TO DO: Go through the entries and say how many lines contain the string "Location". The number is the whole answer.

Collected data entries:
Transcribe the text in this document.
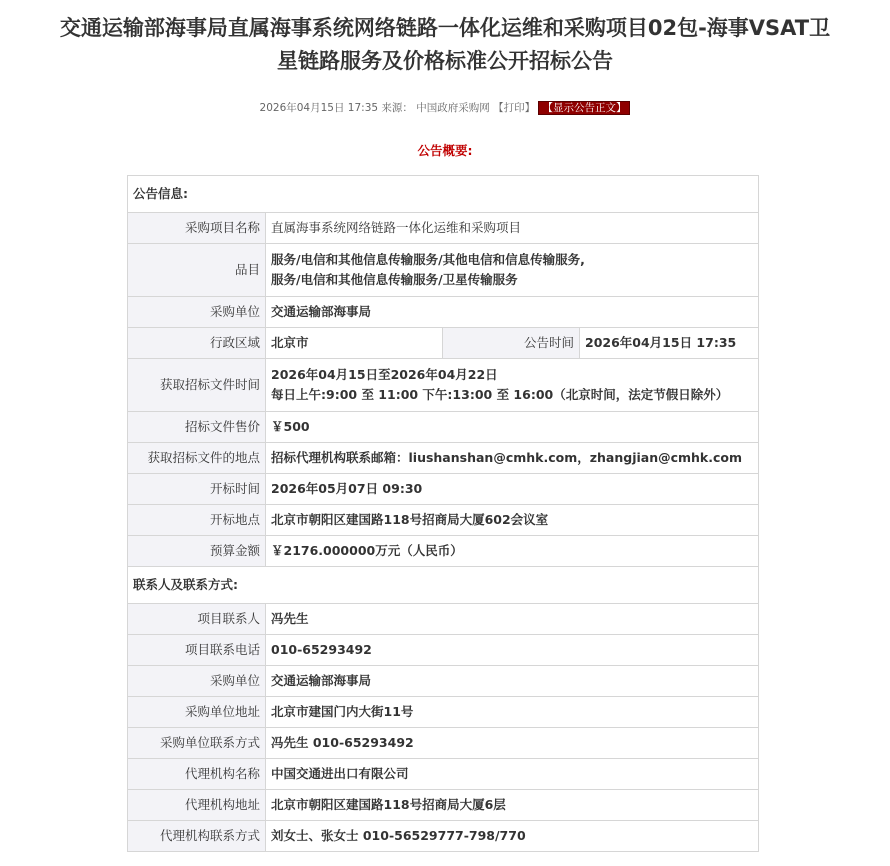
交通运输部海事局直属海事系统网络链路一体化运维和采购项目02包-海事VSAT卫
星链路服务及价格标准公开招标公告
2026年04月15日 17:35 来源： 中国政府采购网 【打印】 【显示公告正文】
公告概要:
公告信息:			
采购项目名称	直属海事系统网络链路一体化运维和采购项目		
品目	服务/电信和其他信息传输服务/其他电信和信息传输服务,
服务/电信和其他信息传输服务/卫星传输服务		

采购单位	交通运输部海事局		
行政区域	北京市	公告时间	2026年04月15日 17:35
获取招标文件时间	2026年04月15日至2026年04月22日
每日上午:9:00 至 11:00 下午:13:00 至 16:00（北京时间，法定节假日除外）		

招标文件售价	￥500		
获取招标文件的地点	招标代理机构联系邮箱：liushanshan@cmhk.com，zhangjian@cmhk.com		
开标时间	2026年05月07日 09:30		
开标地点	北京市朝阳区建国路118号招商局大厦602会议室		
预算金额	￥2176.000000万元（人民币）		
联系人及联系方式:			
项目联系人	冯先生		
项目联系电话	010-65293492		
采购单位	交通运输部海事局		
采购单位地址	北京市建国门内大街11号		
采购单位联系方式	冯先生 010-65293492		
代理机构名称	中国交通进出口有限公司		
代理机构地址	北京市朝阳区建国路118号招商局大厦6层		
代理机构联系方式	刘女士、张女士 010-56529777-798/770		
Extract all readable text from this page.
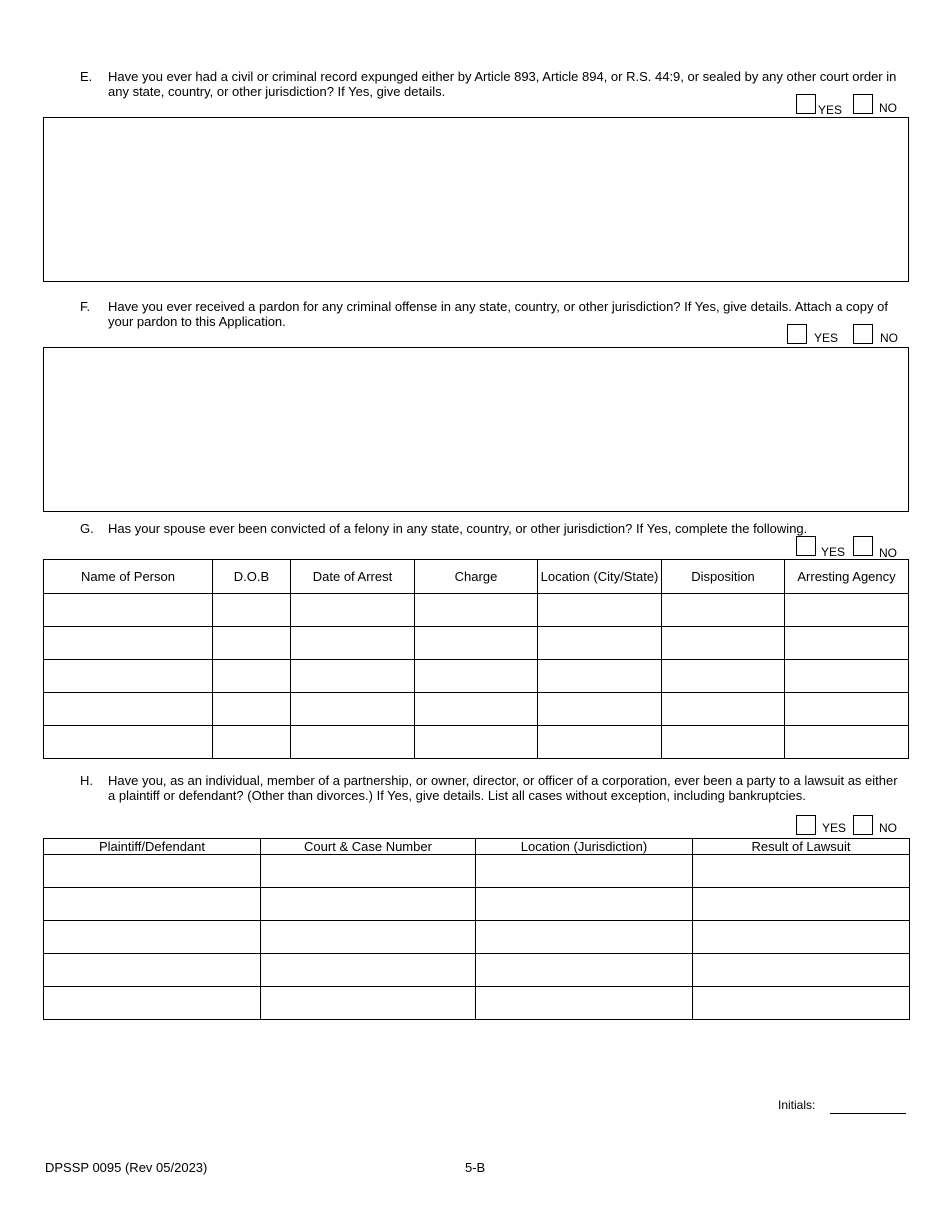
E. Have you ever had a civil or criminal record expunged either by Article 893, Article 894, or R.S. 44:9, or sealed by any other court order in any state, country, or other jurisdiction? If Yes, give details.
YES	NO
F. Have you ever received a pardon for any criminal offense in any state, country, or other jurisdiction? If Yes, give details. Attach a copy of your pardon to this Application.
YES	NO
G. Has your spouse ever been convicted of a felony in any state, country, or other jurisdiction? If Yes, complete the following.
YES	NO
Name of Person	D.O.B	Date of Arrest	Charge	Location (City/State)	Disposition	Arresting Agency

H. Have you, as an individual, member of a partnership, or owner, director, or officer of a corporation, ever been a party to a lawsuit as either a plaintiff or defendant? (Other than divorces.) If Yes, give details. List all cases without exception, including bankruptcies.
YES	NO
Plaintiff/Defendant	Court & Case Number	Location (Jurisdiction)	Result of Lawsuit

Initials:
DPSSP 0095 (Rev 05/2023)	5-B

RESULT OF THE EXERCISE: 2